• _Your goal_: Output every line of the records below as a JSON list of strings, one string per line, leaving out any blank lines.
══ Material provided ══
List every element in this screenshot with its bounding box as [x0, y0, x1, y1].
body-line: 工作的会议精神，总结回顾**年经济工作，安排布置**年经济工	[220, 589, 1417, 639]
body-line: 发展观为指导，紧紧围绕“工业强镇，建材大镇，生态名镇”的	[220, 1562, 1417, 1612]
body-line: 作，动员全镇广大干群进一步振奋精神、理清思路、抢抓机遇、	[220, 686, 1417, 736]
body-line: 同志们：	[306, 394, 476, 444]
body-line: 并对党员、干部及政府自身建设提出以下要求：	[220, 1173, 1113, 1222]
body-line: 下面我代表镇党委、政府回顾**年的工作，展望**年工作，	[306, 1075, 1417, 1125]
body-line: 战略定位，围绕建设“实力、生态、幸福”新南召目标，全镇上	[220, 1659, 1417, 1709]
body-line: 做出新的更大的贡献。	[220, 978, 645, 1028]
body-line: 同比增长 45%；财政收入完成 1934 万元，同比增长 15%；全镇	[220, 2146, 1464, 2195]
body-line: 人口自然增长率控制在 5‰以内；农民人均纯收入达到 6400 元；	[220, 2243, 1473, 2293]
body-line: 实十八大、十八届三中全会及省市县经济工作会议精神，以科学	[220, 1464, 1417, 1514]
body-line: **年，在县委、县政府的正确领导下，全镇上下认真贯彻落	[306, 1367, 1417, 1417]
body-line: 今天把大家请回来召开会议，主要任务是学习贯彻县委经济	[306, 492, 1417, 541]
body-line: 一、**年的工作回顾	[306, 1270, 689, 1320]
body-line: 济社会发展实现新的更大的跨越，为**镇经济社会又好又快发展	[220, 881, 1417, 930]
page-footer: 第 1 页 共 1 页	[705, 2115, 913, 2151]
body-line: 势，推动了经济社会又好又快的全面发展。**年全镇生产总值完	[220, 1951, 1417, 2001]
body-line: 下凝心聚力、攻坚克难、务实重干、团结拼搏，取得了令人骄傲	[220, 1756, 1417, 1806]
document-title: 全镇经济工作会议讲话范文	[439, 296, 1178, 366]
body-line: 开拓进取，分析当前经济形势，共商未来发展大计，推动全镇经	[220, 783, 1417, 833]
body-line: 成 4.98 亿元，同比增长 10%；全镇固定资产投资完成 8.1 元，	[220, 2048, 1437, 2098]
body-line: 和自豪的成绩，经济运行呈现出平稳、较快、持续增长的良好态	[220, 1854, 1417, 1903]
═══
• _Answer in full_:
[
  "List every element in this screenshot with its bounding box as [x0, y0, x1, y1].",
  "body-line: 工作的会议精神，总结回顾**年经济工作，安排布置**年经济工\t[220, 589, 1417, 639]",
  "body-line: 发展观为指导，紧紧围绕“工业强镇，建材大镇，生态名镇”的\t[220, 1562, 1417, 1612]",
  "body-line: 作，动员全镇广大干群进一步振奋精神、理清思路、抢抓机遇、\t[220, 686, 1417, 736]",
  "body-line: 同志们：\t[306, 394, 476, 444]",
  "body-line: 并对党员、干部及政府自身建设提出以下要求：\t[220, 1173, 1113, 1222]",
  "body-line: 下面我代表镇党委、政府回顾**年的工作，展望**年工作，\t[306, 1075, 1417, 1125]",
  "body-line: 战略定位，围绕建设“实力、生态、幸福”新南召目标，全镇上\t[220, 1659, 1417, 1709]",
  "body-line: 做出新的更大的贡献。\t[220, 978, 645, 1028]",
  "body-line: 同比增长 45%；财政收入完成 1934 万元，同比增长 15%；全镇\t[220, 2146, 1464, 2195]",
  "body-line: 人口自然增长率控制在 5‰以内；农民人均纯收入达到 6400 元；\t[220, 2243, 1473, 2293]",
  "body-line: 实十八大、十八届三中全会及省市县经济工作会议精神，以科学\t[220, 1464, 1417, 1514]",
  "body-line: **年，在县委、县政府的正确领导下，全镇上下认真贯彻落\t[306, 1367, 1417, 1417]",
  "body-line: 今天把大家请回来召开会议，主要任务是学习贯彻县委经济\t[306, 492, 1417, 541]",
  "body-line: 一、**年的工作回顾\t[306, 1270, 689, 1320]",
  "body-line: 济社会发展实现新的更大的跨越，为**镇经济社会又好又快发展\t[220, 881, 1417, 930]",
  "page-footer: 第 1 页 共 1 页\t[705, 2115, 913, 2151]",
  "body-line: 势，推动了经济社会又好又快的全面发展。**年全镇生产总值完\t[220, 1951, 1417, 2001]",
  "body-line: 下凝心聚力、攻坚克难、务实重干、团结拼搏，取得了令人骄傲\t[220, 1756, 1417, 1806]",
  "document-title: 全镇经济工作会议讲话范文\t[439, 296, 1178, 366]",
  "body-line: 开拓进取，分析当前经济形势，共商未来发展大计，推动全镇经\t[220, 783, 1417, 833]",
  "body-line: 成 4.98 亿元，同比增长 10%；全镇固定资产投资完成 8.1 元，\t[220, 2048, 1437, 2098]",
  "body-line: 和自豪的成绩，经济运行呈现出平稳、较快、持续增长的良好态\t[220, 1854, 1417, 1903]"
]